━━━━━ MATERIAL FOR THIS EXERCISE ━━━━━

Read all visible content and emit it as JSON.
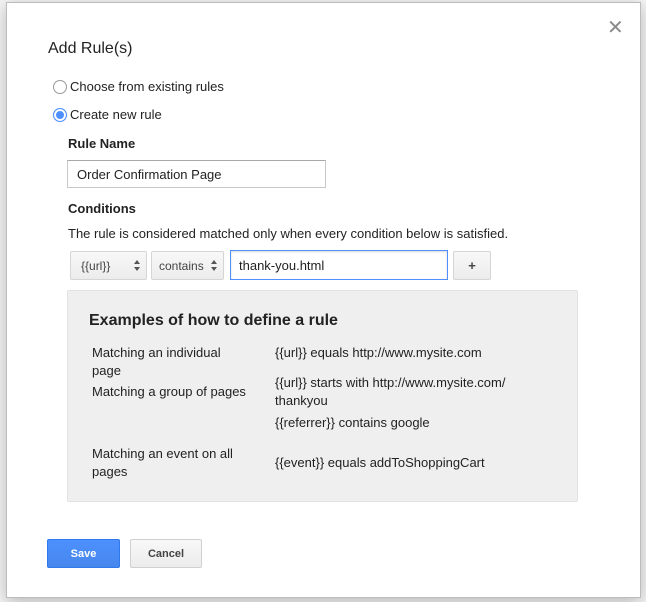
{
  "dialog": {
    "title": "Add Rule(s)",
    "close_glyph": "✕"
  },
  "mode": {
    "options": [
      {
        "label": "Choose from existing rules",
        "checked": false
      },
      {
        "label": "Create new rule",
        "checked": true
      }
    ]
  },
  "rule_name": {
    "label": "Rule Name",
    "value": "Order Confirmation Page"
  },
  "conditions": {
    "label": "Conditions",
    "description": "The rule is considered matched only when every condition below is satisfied.",
    "variable_selected": "{{url}}",
    "operator_selected": "contains",
    "value": "thank-you.html",
    "add_label": "+"
  },
  "examples": {
    "title": "Examples of how to define a rule",
    "rows": [
      {
        "label": "Matching an individual page",
        "value": "{{url}} equals http://www.mysite.com"
      },
      {
        "label": "Matching a group of pages",
        "value": "{{url}} starts with http://www.mysite.com/ thankyou",
        "value2": "{{referrer}} contains google"
      },
      {
        "label": "Matching an event on all pages",
        "value": "{{event}} equals addToShoppingCart"
      }
    ]
  },
  "actions": {
    "save_label": "Save",
    "cancel_label": "Cancel"
  },
  "colors": {
    "accent": "#4d90fe",
    "examples_bg": "#efefef"
  }
}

━━━━━

### INSTRUCTION
Images do not belong in the copy; reproduce all other parts of the records above verbatim.

### OUTPUT FOR THIS TASK
Read all visible content and emit it as JSON.
{
  "dialog": {
    "title": "Add Rule(s)",
    "close_glyph": "✕"
  },
  "mode": {
    "options": [
      {
        "label": "Choose from existing rules",
        "checked": false
      },
      {
        "label": "Create new rule",
        "checked": true
      }
    ]
  },
  "rule_name": {
    "label": "Rule Name",
    "value": "Order Confirmation Page"
  },
  "conditions": {
    "label": "Conditions",
    "description": "The rule is considered matched only when every condition below is satisfied.",
    "variable_selected": "{{url}}",
    "operator_selected": "contains",
    "value": "thank-you.html",
    "add_label": "+"
  },
  "examples": {
    "title": "Examples of how to define a rule",
    "rows": [
      {
        "label": "Matching an individual page",
        "value": "{{url}} equals http://www.mysite.com"
      },
      {
        "label": "Matching a group of pages",
        "value": "{{url}} starts with http://www.mysite.com/ thankyou",
        "value2": "{{referrer}} contains google"
      },
      {
        "label": "Matching an event on all pages",
        "value": "{{event}} equals addToShoppingCart"
      }
    ]
  },
  "actions": {
    "save_label": "Save",
    "cancel_label": "Cancel"
  },
  "colors": {
    "accent": "#4d90fe",
    "examples_bg": "#efefef"
  }
}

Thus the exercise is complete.